_Written exercise_: Every line of the records must be repeated exactly; pictures stay out.

_Dataset items_:
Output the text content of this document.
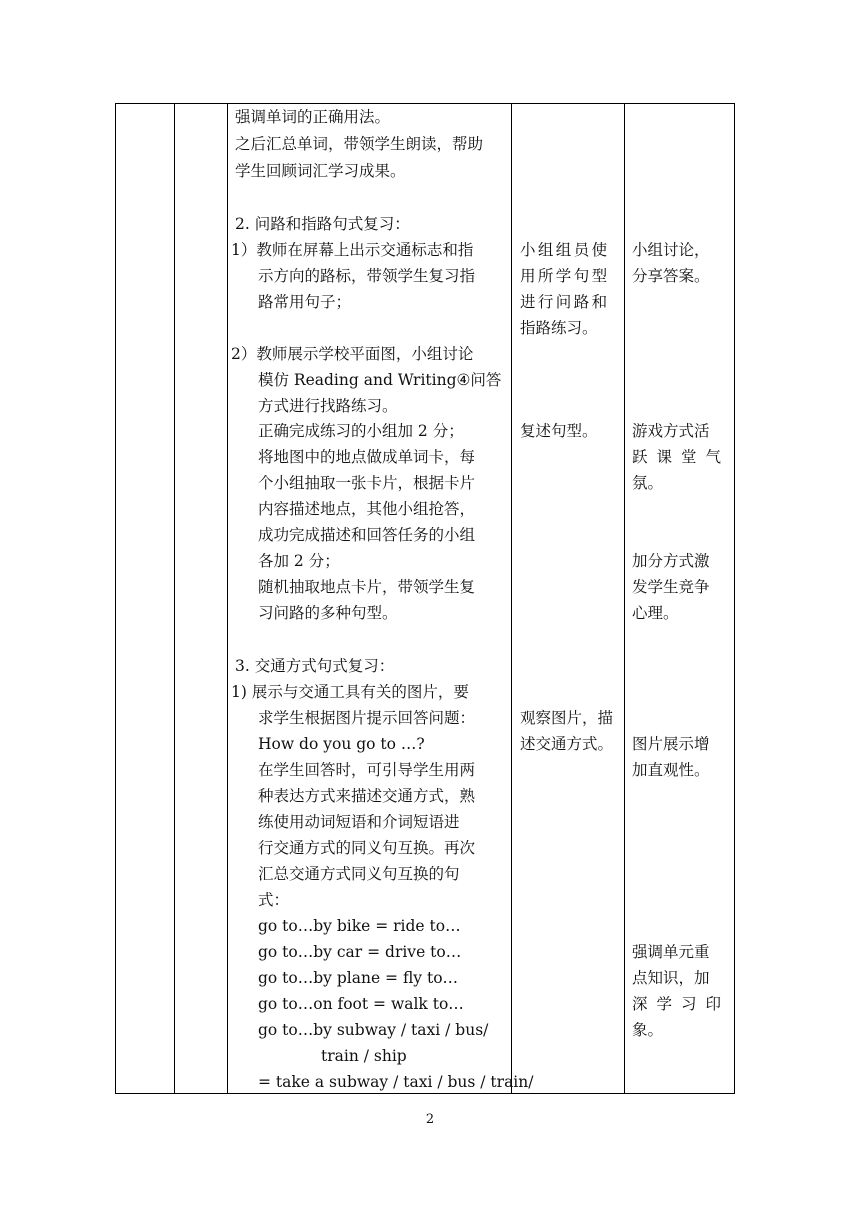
强调单词的正确用法。
之后汇总单词，带领学生朗读，帮助
学生回顾词汇学习成果。
2. 问路和指路句式复习：
1）教师在屏幕上出示交通标志和指
示方向的路标，带领学生复习指
路常用句子；
2）教师展示学校平面图，小组讨论
模仿 Reading and Writing④问答
方式进行找路练习。
正确完成练习的小组加 2 分；
将地图中的地点做成单词卡，每
个小组抽取一张卡片，根据卡片
内容描述地点，其他小组抢答，
成功完成描述和回答任务的小组
各加 2 分；
随机抽取地点卡片，带领学生复
习问路的多种句型。
3. 交通方式句式复习：
1) 展示与交通工具有关的图片，要
求学生根据图片提示回答问题：
How do you go to …?
在学生回答时，可引导学生用两
种表达方式来描述交通方式，熟
练使用动词短语和介词短语进
行交通方式的同义句互换。再次
汇总交通方式同义句互换的句
式：
go to…by bike = ride to…
go to…by car = drive to…
go to…by plane = fly to…
go to…on foot = walk to…
go to…by subway / taxi / bus/
train / ship
= take a subway / taxi / bus / train/
小组组员使
用所学句型
进行问路和
指路练习。
复述句型。
观察图片，描
述交通方式。
小组讨论，
分享答案。
游戏方式活
跃课堂气
氛。
加分方式激
发学生竞争
心理。
图片展示增
加直观性。
强调单元重
点知识，加
深学习印
象。
2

_Answer for the task_:
Output the text content of this document.
强调单词的正确用法。
之后汇总单词，带领学生朗读，帮助
学生回顾词汇学习成果。
2. 问路和指路句式复习：
1）教师在屏幕上出示交通标志和指
示方向的路标，带领学生复习指
路常用句子；
2）教师展示学校平面图，小组讨论
模仿 Reading and Writing④问答
方式进行找路练习。
正确完成练习的小组加 2 分；
将地图中的地点做成单词卡，每
个小组抽取一张卡片，根据卡片
内容描述地点，其他小组抢答，
成功完成描述和回答任务的小组
各加 2 分；
随机抽取地点卡片，带领学生复
习问路的多种句型。
3. 交通方式句式复习：
1) 展示与交通工具有关的图片，要
求学生根据图片提示回答问题：
How do you go to …?
在学生回答时，可引导学生用两
种表达方式来描述交通方式，熟
练使用动词短语和介词短语进
行交通方式的同义句互换。再次
汇总交通方式同义句互换的句
式：
go to…by bike = ride to…
go to…by car = drive to…
go to…by plane = fly to…
go to…on foot = walk to…
go to…by subway / taxi / bus/
train / ship
= take a subway / taxi / bus / train/
小组组员使
用所学句型
进行问路和
指路练习。
复述句型。
观察图片，描
述交通方式。
小组讨论，
分享答案。
游戏方式活
跃课堂气
氛。
加分方式激
发学生竞争
心理。
图片展示增
加直观性。
强调单元重
点知识，加
深学习印
象。
2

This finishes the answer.